TASK STATEMENT: Skip any image you find and restate the rest of the data word for word.
━━━ PROVIDED RECORDS ━━━
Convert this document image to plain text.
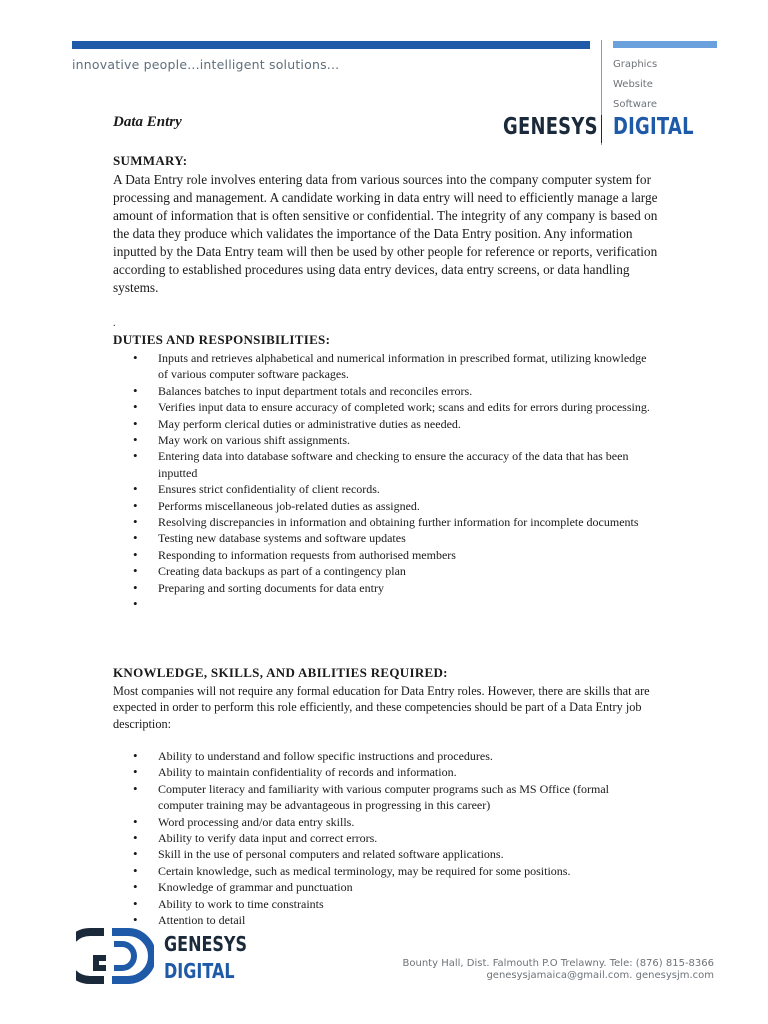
innovative people...intelligent solutions...	Graphics
Website
Software
GENESYS DIGITAL
Data Entry
SUMMARY:
A Data Entry role involves entering data from various sources into the company computer system for processing and management. A candidate working in data entry will need to efficiently manage a large amount of information that is often sensitive or confidential. The integrity of any company is based on the data they produce which validates the importance of the Data Entry position. Any information inputted by the Data Entry team will then be used by other people for reference or reports, verification according to established procedures using data entry devices, data entry screens, or data handling systems.
.
DUTIES AND RESPONSIBILITIES:
• Inputs and retrieves alphabetical and numerical information in prescribed format, utilizing knowledge of various computer software packages.
• Balances batches to input department totals and reconciles errors.
• Verifies input data to ensure accuracy of completed work; scans and edits for errors during processing.
• May perform clerical duties or administrative duties as needed.
• May work on various shift assignments.
• Entering data into database software and checking to ensure the accuracy of the data that has been inputted
• Ensures strict confidentiality of client records.
• Performs miscellaneous job-related duties as assigned.
• Resolving discrepancies in information and obtaining further information for incomplete documents
• Testing new database systems and software updates
• Responding to information requests from authorised members
• Creating data backups as part of a contingency plan
• Preparing and sorting documents for data entry
•
KNOWLEDGE, SKILLS, AND ABILITIES REQUIRED:
Most companies will not require any formal education for Data Entry roles. However, there are skills that are expected in order to perform this role efficiently, and these competencies should be part of a Data Entry job description:
• Ability to understand and follow specific instructions and procedures.
• Ability to maintain confidentiality of records and information.
• Computer literacy and familiarity with various computer programs such as MS Office (formal computer training may be advantageous in progressing in this career)
• Word processing and/or data entry skills.
• Ability to verify data input and correct errors.
• Skill in the use of personal computers and related software applications.
• Certain knowledge, such as medical terminology, may be required for some positions.
• Knowledge of grammar and punctuation
• Ability to work to time constraints
• Attention to detail
GENESYS
DIGITAL	Bounty Hall, Dist. Falmouth P.O Trelawny. Tele: (876) 815-8366
genesysjamaica@gmail.com. genesysjm.com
━━━
OUTPUT OF THE EXERCISE:
Convert this document image to plain text.
innovative people...intelligent solutions...	Graphics
Website
Software
GENESYS DIGITAL
Data Entry
SUMMARY:
A Data Entry role involves entering data from various sources into the company computer system for processing and management. A candidate working in data entry will need to efficiently manage a large amount of information that is often sensitive or confidential. The integrity of any company is based on the data they produce which validates the importance of the Data Entry position. Any information inputted by the Data Entry team will then be used by other people for reference or reports, verification according to established procedures using data entry devices, data entry screens, or data handling systems.
.
DUTIES AND RESPONSIBILITIES:
• Inputs and retrieves alphabetical and numerical information in prescribed format, utilizing knowledge of various computer software packages.
• Balances batches to input department totals and reconciles errors.
• Verifies input data to ensure accuracy of completed work; scans and edits for errors during processing.
• May perform clerical duties or administrative duties as needed.
• May work on various shift assignments.
• Entering data into database software and checking to ensure the accuracy of the data that has been inputted
• Ensures strict confidentiality of client records.
• Performs miscellaneous job-related duties as assigned.
• Resolving discrepancies in information and obtaining further information for incomplete documents
• Testing new database systems and software updates
• Responding to information requests from authorised members
• Creating data backups as part of a contingency plan
• Preparing and sorting documents for data entry
•
KNOWLEDGE, SKILLS, AND ABILITIES REQUIRED:
Most companies will not require any formal education for Data Entry roles. However, there are skills that are expected in order to perform this role efficiently, and these competencies should be part of a Data Entry job description:
• Ability to understand and follow specific instructions and procedures.
• Ability to maintain confidentiality of records and information.
• Computer literacy and familiarity with various computer programs such as MS Office (formal computer training may be advantageous in progressing in this career)
• Word processing and/or data entry skills.
• Ability to verify data input and correct errors.
• Skill in the use of personal computers and related software applications.
• Certain knowledge, such as medical terminology, may be required for some positions.
• Knowledge of grammar and punctuation
• Ability to work to time constraints
• Attention to detail
GENESYS
DIGITAL	Bounty Hall, Dist. Falmouth P.O Trelawny. Tele: (876) 815-8366
genesysjamaica@gmail.com. genesysjm.com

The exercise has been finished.